» **BRIEF**
Pictures should be excluded; otherwise, copy every entry exactly.
— begin DATA FOR PROCESSING —
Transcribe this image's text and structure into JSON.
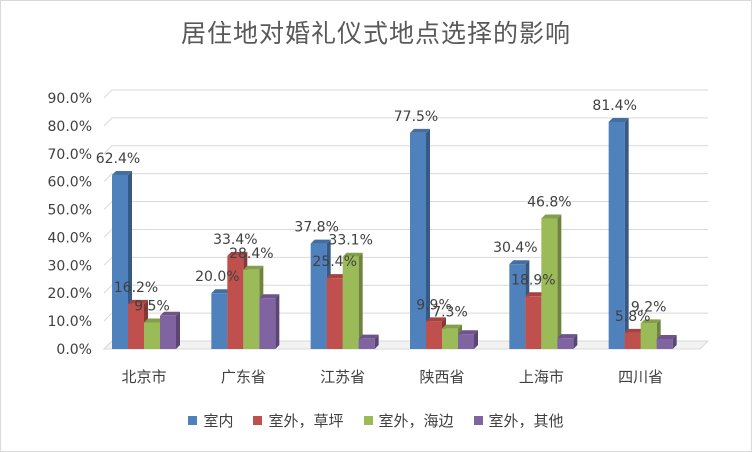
{
  "chart_data": {
    "type": "bar",
    "title": "居住地对婚礼仪式地点选择的影响",
    "categories": [
      "北京市",
      "广东省",
      "江苏省",
      "陕西省",
      "上海市",
      "四川省"
    ],
    "ylim": [
      0,
      90
    ],
    "yticks": [
      "0.0%",
      "10.0%",
      "20.0%",
      "30.0%",
      "40.0%",
      "50.0%",
      "60.0%",
      "70.0%",
      "80.0%",
      "90.0%"
    ],
    "grid": true,
    "legend_position": "bottom",
    "series": [
      {
        "name": "室内",
        "color": "#4f81bd",
        "values": [
          62.4,
          20.0,
          37.8,
          77.5,
          30.4,
          81.4
        ],
        "labels": [
          "62.4%",
          "20.0%",
          "37.8%",
          "77.5%",
          "30.4%",
          "81.4%"
        ]
      },
      {
        "name": "室外，草坪",
        "color": "#c0504d",
        "values": [
          16.2,
          33.4,
          25.4,
          9.9,
          18.9,
          5.8
        ],
        "labels": [
          "16.2%",
          "33.4%",
          "25.4%",
          "9.9%",
          "18.9%",
          "5.8%"
        ]
      },
      {
        "name": "室外，海边",
        "color": "#9bbb59",
        "values": [
          9.5,
          28.4,
          33.1,
          7.3,
          46.8,
          9.2
        ],
        "labels": [
          "9.5%",
          "28.4%",
          "33.1%",
          "7.3%",
          "46.8%",
          "9.2%"
        ]
      },
      {
        "name": "室外，其他",
        "color": "#8064a2",
        "values": [
          11.9,
          18.2,
          3.7,
          5.3,
          3.9,
          3.6
        ],
        "labels": []
      }
    ]
  }
}
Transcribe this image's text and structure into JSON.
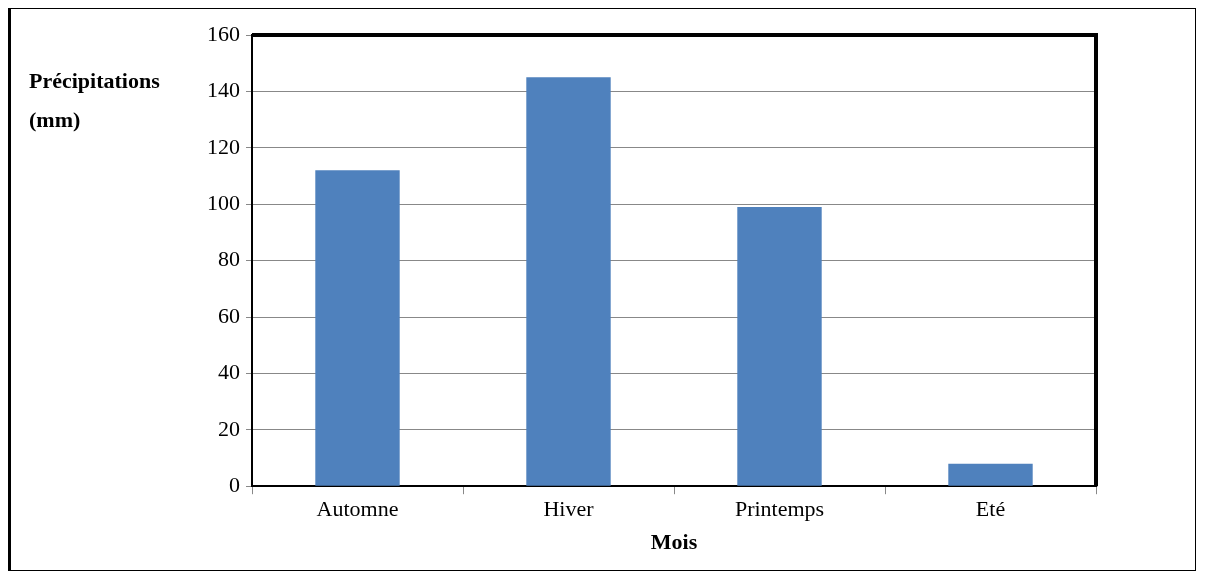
{
  "chart_data": {
    "type": "bar",
    "xlabel": "Mois",
    "ylabel": "Précipitations (mm)",
    "categories": [
      "Automne",
      "Hiver",
      "Printemps",
      "Eté"
    ],
    "values": [
      112,
      145,
      99,
      8
    ],
    "color": "#4f81bd",
    "ylim": [
      0,
      160
    ],
    "yticks": [
      0,
      20,
      40,
      60,
      80,
      100,
      120,
      140,
      160
    ],
    "grid": "y",
    "legend": false
  }
}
— end DATA FOR PROCESSING —
» **TASK RESULT**
Transcribe this image's text and structure into JSON.
{
  "chart_data": {
    "type": "bar",
    "title": "居住地对婚礼仪式地点选择的影响",
    "categories": [
      "北京市",
      "广东省",
      "江苏省",
      "陕西省",
      "上海市",
      "四川省"
    ],
    "ylim": [
      0,
      90
    ],
    "yticks": [
      "0.0%",
      "10.0%",
      "20.0%",
      "30.0%",
      "40.0%",
      "50.0%",
      "60.0%",
      "70.0%",
      "80.0%",
      "90.0%"
    ],
    "grid": true,
    "legend_position": "bottom",
    "series": [
      {
        "name": "室内",
        "color": "#4f81bd",
        "values": [
          62.4,
          20.0,
          37.8,
          77.5,
          30.4,
          81.4
        ],
        "labels": [
          "62.4%",
          "20.0%",
          "37.8%",
          "77.5%",
          "30.4%",
          "81.4%"
        ]
      },
      {
        "name": "室外，草坪",
        "color": "#c0504d",
        "values": [
          16.2,
          33.4,
          25.4,
          9.9,
          18.9,
          5.8
        ],
        "labels": [
          "16.2%",
          "33.4%",
          "25.4%",
          "9.9%",
          "18.9%",
          "5.8%"
        ]
      },
      {
        "name": "室外，海边",
        "color": "#9bbb59",
        "values": [
          9.5,
          28.4,
          33.1,
          7.3,
          46.8,
          9.2
        ],
        "labels": [
          "9.5%",
          "28.4%",
          "33.1%",
          "7.3%",
          "46.8%",
          "9.2%"
        ]
      },
      {
        "name": "室外，其他",
        "color": "#8064a2",
        "values": [
          11.9,
          18.2,
          3.7,
          5.3,
          3.9,
          3.6
        ],
        "labels": []
      }
    ]
  }
}
Transcribe this image's text and structure into JSON.
{
  "chart_data": {
    "type": "bar",
    "xlabel": "Mois",
    "ylabel": "Précipitations (mm)",
    "categories": [
      "Automne",
      "Hiver",
      "Printemps",
      "Eté"
    ],
    "values": [
      112,
      145,
      99,
      8
    ],
    "color": "#4f81bd",
    "ylim": [
      0,
      160
    ],
    "yticks": [
      0,
      20,
      40,
      60,
      80,
      100,
      120,
      140,
      160
    ],
    "grid": "y",
    "legend": false
  }
}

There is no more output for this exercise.